Written instruction. Take the material below and retype it in full; pictures are left out.

Material for this exercise.
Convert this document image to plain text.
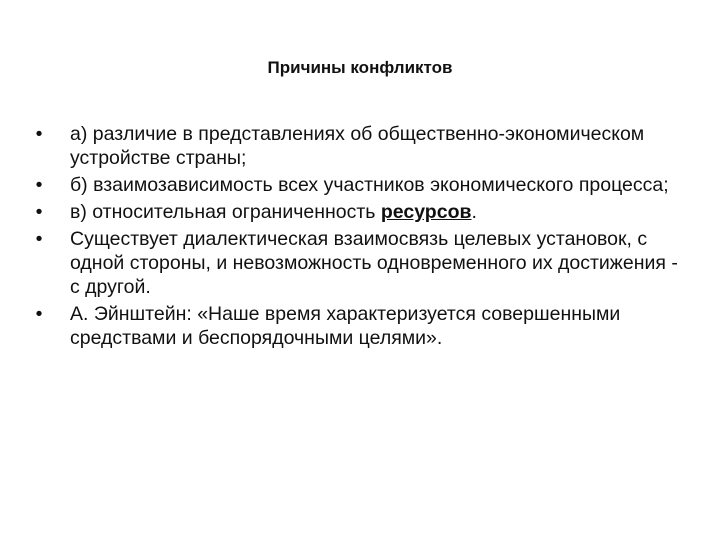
Причины конфликтов
• а) различие в представлениях об общественно-экономическом устройстве страны;
• б) взаимозависимость всех участников экономического процесса;
• в) относительная ограниченность ресурсов.
• Существует диалектическая взаимосвязь целевых установок, с одной стороны, и невозможность одновременного их достижения - с другой.
• А. Эйнштейн: «Наше время характеризуется совершенными средствами и беспорядочными целями».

Solution for this problem.
Convert this document image to plain text.
Причины конфликтов
• а) различие в представлениях об общественно-экономическом устройстве страны;
• б) взаимозависимость всех участников экономического процесса;
• в) относительная ограниченность ресурсов.
• Существует диалектическая взаимосвязь целевых установок, с одной стороны, и невозможность одновременного их достижения - с другой.
• А. Эйнштейн: «Наше время характеризуется совершенными средствами и беспорядочными целями».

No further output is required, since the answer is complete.